* start Records to use *

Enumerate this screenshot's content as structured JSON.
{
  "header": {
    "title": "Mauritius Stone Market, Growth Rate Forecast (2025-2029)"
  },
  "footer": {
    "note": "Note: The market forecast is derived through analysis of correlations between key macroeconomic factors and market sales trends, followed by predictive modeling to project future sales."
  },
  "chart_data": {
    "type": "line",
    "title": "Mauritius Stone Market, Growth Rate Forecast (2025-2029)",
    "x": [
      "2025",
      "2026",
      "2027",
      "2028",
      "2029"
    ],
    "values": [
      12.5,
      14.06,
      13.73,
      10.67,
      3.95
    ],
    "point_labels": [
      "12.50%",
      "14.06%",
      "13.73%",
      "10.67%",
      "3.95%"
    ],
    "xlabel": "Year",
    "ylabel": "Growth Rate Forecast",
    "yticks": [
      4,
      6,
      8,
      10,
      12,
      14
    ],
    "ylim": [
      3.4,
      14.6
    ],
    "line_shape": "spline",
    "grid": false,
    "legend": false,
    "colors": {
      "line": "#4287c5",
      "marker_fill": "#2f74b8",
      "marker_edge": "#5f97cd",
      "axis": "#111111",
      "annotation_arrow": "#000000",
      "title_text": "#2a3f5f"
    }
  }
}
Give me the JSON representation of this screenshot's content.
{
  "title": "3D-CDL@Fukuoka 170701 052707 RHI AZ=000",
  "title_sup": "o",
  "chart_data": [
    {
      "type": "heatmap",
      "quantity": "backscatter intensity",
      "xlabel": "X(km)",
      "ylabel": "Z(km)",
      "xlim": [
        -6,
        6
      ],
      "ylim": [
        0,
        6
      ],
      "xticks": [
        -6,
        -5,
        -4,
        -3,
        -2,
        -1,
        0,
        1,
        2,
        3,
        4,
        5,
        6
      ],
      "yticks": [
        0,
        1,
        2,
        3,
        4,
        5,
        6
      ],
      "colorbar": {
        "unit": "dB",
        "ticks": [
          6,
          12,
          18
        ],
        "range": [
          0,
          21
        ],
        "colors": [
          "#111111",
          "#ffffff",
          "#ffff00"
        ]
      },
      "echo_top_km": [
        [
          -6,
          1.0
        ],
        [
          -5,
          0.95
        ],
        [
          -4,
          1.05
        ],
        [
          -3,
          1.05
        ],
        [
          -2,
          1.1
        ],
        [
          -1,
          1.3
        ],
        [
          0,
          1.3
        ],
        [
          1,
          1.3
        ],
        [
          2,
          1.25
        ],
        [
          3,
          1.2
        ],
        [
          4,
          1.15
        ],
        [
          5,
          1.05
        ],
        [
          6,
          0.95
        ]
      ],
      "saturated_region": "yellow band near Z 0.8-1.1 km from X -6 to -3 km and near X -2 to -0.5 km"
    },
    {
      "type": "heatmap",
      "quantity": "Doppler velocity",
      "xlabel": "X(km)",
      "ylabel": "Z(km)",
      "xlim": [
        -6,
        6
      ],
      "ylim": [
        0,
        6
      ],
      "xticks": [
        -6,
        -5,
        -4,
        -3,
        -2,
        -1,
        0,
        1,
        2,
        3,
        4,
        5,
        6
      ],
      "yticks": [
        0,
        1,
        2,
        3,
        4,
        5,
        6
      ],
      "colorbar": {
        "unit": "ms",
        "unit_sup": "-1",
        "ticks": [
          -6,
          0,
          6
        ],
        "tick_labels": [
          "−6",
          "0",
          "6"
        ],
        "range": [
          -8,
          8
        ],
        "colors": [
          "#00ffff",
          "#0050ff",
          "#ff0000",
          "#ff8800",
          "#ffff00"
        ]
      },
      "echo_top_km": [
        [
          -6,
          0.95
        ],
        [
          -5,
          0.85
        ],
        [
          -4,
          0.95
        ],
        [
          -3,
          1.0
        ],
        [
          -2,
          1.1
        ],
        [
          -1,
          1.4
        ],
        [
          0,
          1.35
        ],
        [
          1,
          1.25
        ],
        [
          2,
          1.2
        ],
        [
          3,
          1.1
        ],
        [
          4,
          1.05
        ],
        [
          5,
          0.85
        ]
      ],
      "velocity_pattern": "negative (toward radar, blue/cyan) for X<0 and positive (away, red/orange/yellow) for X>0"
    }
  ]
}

* end Records to use *

Exercise instructions:
Return all the data above once more, precisely as given.

Complete answer:
Enumerate this screenshot's content as structured JSON.
{
  "header": {
    "title": "Mauritius Stone Market, Growth Rate Forecast (2025-2029)"
  },
  "footer": {
    "note": "Note: The market forecast is derived through analysis of correlations between key macroeconomic factors and market sales trends, followed by predictive modeling to project future sales."
  },
  "chart_data": {
    "type": "line",
    "title": "Mauritius Stone Market, Growth Rate Forecast (2025-2029)",
    "x": [
      "2025",
      "2026",
      "2027",
      "2028",
      "2029"
    ],
    "values": [
      12.5,
      14.06,
      13.73,
      10.67,
      3.95
    ],
    "point_labels": [
      "12.50%",
      "14.06%",
      "13.73%",
      "10.67%",
      "3.95%"
    ],
    "xlabel": "Year",
    "ylabel": "Growth Rate Forecast",
    "yticks": [
      4,
      6,
      8,
      10,
      12,
      14
    ],
    "ylim": [
      3.4,
      14.6
    ],
    "line_shape": "spline",
    "grid": false,
    "legend": false,
    "colors": {
      "line": "#4287c5",
      "marker_fill": "#2f74b8",
      "marker_edge": "#5f97cd",
      "axis": "#111111",
      "annotation_arrow": "#000000",
      "title_text": "#2a3f5f"
    }
  }
}
Give me the JSON representation of this screenshot's content.
{
  "title": "3D-CDL@Fukuoka 170701 052707 RHI AZ=000",
  "title_sup": "o",
  "chart_data": [
    {
      "type": "heatmap",
      "quantity": "backscatter intensity",
      "xlabel": "X(km)",
      "ylabel": "Z(km)",
      "xlim": [
        -6,
        6
      ],
      "ylim": [
        0,
        6
      ],
      "xticks": [
        -6,
        -5,
        -4,
        -3,
        -2,
        -1,
        0,
        1,
        2,
        3,
        4,
        5,
        6
      ],
      "yticks": [
        0,
        1,
        2,
        3,
        4,
        5,
        6
      ],
      "colorbar": {
        "unit": "dB",
        "ticks": [
          6,
          12,
          18
        ],
        "range": [
          0,
          21
        ],
        "colors": [
          "#111111",
          "#ffffff",
          "#ffff00"
        ]
      },
      "echo_top_km": [
        [
          -6,
          1.0
        ],
        [
          -5,
          0.95
        ],
        [
          -4,
          1.05
        ],
        [
          -3,
          1.05
        ],
        [
          -2,
          1.1
        ],
        [
          -1,
          1.3
        ],
        [
          0,
          1.3
        ],
        [
          1,
          1.3
        ],
        [
          2,
          1.25
        ],
        [
          3,
          1.2
        ],
        [
          4,
          1.15
        ],
        [
          5,
          1.05
        ],
        [
          6,
          0.95
        ]
      ],
      "saturated_region": "yellow band near Z 0.8-1.1 km from X -6 to -3 km and near X -2 to -0.5 km"
    },
    {
      "type": "heatmap",
      "quantity": "Doppler velocity",
      "xlabel": "X(km)",
      "ylabel": "Z(km)",
      "xlim": [
        -6,
        6
      ],
      "ylim": [
        0,
        6
      ],
      "xticks": [
        -6,
        -5,
        -4,
        -3,
        -2,
        -1,
        0,
        1,
        2,
        3,
        4,
        5,
        6
      ],
      "yticks": [
        0,
        1,
        2,
        3,
        4,
        5,
        6
      ],
      "colorbar": {
        "unit": "ms",
        "unit_sup": "-1",
        "ticks": [
          -6,
          0,
          6
        ],
        "tick_labels": [
          "−6",
          "0",
          "6"
        ],
        "range": [
          -8,
          8
        ],
        "colors": [
          "#00ffff",
          "#0050ff",
          "#ff0000",
          "#ff8800",
          "#ffff00"
        ]
      },
      "echo_top_km": [
        [
          -6,
          0.95
        ],
        [
          -5,
          0.85
        ],
        [
          -4,
          0.95
        ],
        [
          -3,
          1.0
        ],
        [
          -2,
          1.1
        ],
        [
          -1,
          1.4
        ],
        [
          0,
          1.35
        ],
        [
          1,
          1.25
        ],
        [
          2,
          1.2
        ],
        [
          3,
          1.1
        ],
        [
          4,
          1.05
        ],
        [
          5,
          0.85
        ]
      ],
      "velocity_pattern": "negative (toward radar, blue/cyan) for X<0 and positive (away, red/orange/yellow) for X>0"
    }
  ]
}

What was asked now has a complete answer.